- Aim
Transcribe the records below exactly as they appear.

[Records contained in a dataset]

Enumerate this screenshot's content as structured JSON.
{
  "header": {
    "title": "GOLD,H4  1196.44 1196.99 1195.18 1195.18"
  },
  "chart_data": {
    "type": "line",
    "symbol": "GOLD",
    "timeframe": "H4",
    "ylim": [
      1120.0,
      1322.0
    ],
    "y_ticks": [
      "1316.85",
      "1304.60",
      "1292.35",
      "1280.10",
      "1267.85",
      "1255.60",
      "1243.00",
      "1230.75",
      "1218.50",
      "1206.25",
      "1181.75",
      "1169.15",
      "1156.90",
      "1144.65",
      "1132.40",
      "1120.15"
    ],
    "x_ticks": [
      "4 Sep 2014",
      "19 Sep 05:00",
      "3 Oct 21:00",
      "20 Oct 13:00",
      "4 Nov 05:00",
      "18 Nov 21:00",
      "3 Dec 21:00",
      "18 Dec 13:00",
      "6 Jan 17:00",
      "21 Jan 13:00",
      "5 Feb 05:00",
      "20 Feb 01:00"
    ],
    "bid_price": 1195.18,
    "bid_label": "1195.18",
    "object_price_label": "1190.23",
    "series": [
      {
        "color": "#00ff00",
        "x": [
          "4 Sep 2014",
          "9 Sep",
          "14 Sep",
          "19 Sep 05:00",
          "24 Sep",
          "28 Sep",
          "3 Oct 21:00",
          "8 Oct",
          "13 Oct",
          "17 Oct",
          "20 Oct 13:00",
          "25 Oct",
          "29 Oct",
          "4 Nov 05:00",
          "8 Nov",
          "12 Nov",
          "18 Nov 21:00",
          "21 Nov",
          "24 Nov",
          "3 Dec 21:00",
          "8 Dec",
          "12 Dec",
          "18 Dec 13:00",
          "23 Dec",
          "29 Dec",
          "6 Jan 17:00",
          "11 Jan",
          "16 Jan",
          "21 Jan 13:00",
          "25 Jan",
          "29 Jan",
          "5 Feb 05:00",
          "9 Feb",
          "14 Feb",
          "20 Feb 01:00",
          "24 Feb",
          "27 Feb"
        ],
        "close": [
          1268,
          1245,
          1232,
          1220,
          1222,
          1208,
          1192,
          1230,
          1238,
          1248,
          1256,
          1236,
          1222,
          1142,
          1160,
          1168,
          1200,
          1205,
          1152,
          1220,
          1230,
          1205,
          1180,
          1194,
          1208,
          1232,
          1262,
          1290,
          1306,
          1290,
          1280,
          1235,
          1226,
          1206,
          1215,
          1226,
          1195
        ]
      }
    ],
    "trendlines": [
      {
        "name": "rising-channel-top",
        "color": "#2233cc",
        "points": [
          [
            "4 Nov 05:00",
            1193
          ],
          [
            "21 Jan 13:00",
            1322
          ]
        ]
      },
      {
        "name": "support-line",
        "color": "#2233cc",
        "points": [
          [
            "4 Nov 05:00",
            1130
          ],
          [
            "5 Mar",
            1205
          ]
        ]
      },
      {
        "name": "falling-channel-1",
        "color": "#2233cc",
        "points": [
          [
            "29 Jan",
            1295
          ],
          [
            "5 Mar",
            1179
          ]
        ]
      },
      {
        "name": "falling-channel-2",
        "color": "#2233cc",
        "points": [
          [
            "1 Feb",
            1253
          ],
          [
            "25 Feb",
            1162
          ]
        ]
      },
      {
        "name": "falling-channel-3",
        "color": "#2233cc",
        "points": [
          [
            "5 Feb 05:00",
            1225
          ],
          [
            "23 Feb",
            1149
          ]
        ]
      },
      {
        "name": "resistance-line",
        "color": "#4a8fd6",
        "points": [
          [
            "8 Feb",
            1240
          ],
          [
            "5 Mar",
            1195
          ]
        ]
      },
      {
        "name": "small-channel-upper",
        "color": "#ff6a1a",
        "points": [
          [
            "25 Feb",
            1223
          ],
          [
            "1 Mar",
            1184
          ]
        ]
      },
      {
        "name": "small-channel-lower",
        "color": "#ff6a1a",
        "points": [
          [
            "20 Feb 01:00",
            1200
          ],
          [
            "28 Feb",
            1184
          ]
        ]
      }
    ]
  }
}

- Result for this task
Enumerate this screenshot's content as structured JSON.
{
  "header": {
    "title": "GOLD,H4  1196.44 1196.99 1195.18 1195.18"
  },
  "chart_data": {
    "type": "line",
    "symbol": "GOLD",
    "timeframe": "H4",
    "ylim": [
      1120.0,
      1322.0
    ],
    "y_ticks": [
      "1316.85",
      "1304.60",
      "1292.35",
      "1280.10",
      "1267.85",
      "1255.60",
      "1243.00",
      "1230.75",
      "1218.50",
      "1206.25",
      "1181.75",
      "1169.15",
      "1156.90",
      "1144.65",
      "1132.40",
      "1120.15"
    ],
    "x_ticks": [
      "4 Sep 2014",
      "19 Sep 05:00",
      "3 Oct 21:00",
      "20 Oct 13:00",
      "4 Nov 05:00",
      "18 Nov 21:00",
      "3 Dec 21:00",
      "18 Dec 13:00",
      "6 Jan 17:00",
      "21 Jan 13:00",
      "5 Feb 05:00",
      "20 Feb 01:00"
    ],
    "bid_price": 1195.18,
    "bid_label": "1195.18",
    "object_price_label": "1190.23",
    "series": [
      {
        "color": "#00ff00",
        "x": [
          "4 Sep 2014",
          "9 Sep",
          "14 Sep",
          "19 Sep 05:00",
          "24 Sep",
          "28 Sep",
          "3 Oct 21:00",
          "8 Oct",
          "13 Oct",
          "17 Oct",
          "20 Oct 13:00",
          "25 Oct",
          "29 Oct",
          "4 Nov 05:00",
          "8 Nov",
          "12 Nov",
          "18 Nov 21:00",
          "21 Nov",
          "24 Nov",
          "3 Dec 21:00",
          "8 Dec",
          "12 Dec",
          "18 Dec 13:00",
          "23 Dec",
          "29 Dec",
          "6 Jan 17:00",
          "11 Jan",
          "16 Jan",
          "21 Jan 13:00",
          "25 Jan",
          "29 Jan",
          "5 Feb 05:00",
          "9 Feb",
          "14 Feb",
          "20 Feb 01:00",
          "24 Feb",
          "27 Feb"
        ],
        "close": [
          1268,
          1245,
          1232,
          1220,
          1222,
          1208,
          1192,
          1230,
          1238,
          1248,
          1256,
          1236,
          1222,
          1142,
          1160,
          1168,
          1200,
          1205,
          1152,
          1220,
          1230,
          1205,
          1180,
          1194,
          1208,
          1232,
          1262,
          1290,
          1306,
          1290,
          1280,
          1235,
          1226,
          1206,
          1215,
          1226,
          1195
        ]
      }
    ],
    "trendlines": [
      {
        "name": "rising-channel-top",
        "color": "#2233cc",
        "points": [
          [
            "4 Nov 05:00",
            1193
          ],
          [
            "21 Jan 13:00",
            1322
          ]
        ]
      },
      {
        "name": "support-line",
        "color": "#2233cc",
        "points": [
          [
            "4 Nov 05:00",
            1130
          ],
          [
            "5 Mar",
            1205
          ]
        ]
      },
      {
        "name": "falling-channel-1",
        "color": "#2233cc",
        "points": [
          [
            "29 Jan",
            1295
          ],
          [
            "5 Mar",
            1179
          ]
        ]
      },
      {
        "name": "falling-channel-2",
        "color": "#2233cc",
        "points": [
          [
            "1 Feb",
            1253
          ],
          [
            "25 Feb",
            1162
          ]
        ]
      },
      {
        "name": "falling-channel-3",
        "color": "#2233cc",
        "points": [
          [
            "5 Feb 05:00",
            1225
          ],
          [
            "23 Feb",
            1149
          ]
        ]
      },
      {
        "name": "resistance-line",
        "color": "#4a8fd6",
        "points": [
          [
            "8 Feb",
            1240
          ],
          [
            "5 Mar",
            1195
          ]
        ]
      },
      {
        "name": "small-channel-upper",
        "color": "#ff6a1a",
        "points": [
          [
            "25 Feb",
            1223
          ],
          [
            "1 Mar",
            1184
          ]
        ]
      },
      {
        "name": "small-channel-lower",
        "color": "#ff6a1a",
        "points": [
          [
            "20 Feb 01:00",
            1200
          ],
          [
            "28 Feb",
            1184
          ]
        ]
      }
    ]
  }
}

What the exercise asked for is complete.